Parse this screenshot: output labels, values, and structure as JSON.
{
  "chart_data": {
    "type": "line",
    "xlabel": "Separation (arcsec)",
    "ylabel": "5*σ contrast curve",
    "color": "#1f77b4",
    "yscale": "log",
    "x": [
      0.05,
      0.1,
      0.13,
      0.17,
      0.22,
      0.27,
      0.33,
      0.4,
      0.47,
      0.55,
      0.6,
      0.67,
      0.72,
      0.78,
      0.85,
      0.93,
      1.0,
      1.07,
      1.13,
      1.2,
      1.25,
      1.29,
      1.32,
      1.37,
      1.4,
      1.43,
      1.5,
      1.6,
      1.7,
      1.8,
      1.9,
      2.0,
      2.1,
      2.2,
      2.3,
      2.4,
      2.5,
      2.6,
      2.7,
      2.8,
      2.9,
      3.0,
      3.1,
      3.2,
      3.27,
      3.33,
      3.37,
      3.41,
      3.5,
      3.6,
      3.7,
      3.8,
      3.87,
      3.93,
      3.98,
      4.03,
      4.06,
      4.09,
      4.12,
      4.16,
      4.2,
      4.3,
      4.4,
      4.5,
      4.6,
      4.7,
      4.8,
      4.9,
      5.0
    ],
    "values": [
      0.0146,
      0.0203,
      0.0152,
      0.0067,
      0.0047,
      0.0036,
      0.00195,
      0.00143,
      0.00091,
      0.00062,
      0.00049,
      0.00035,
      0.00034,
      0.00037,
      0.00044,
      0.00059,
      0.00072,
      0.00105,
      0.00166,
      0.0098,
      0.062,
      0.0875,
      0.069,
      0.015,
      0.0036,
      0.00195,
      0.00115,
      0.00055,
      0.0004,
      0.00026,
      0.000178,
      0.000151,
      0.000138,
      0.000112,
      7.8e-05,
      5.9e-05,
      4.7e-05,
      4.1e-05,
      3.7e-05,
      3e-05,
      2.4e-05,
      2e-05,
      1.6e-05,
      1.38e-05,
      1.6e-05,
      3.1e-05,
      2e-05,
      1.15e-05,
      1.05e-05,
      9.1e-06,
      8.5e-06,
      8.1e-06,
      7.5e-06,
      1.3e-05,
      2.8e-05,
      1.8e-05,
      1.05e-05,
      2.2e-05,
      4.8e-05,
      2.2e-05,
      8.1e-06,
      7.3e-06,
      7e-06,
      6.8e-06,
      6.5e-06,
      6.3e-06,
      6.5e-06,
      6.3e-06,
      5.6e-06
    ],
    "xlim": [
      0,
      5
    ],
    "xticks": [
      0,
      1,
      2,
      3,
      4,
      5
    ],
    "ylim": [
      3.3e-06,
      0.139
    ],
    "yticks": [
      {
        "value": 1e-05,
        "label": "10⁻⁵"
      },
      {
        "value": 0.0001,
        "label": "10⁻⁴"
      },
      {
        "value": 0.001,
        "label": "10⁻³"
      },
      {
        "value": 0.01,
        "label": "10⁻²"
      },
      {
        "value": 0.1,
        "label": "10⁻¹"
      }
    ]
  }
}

- [PROBLEM STATEMENT]:
Say how many lines contain "values", and give nothing but that number.

- [THE COMPLETED TASK]:
2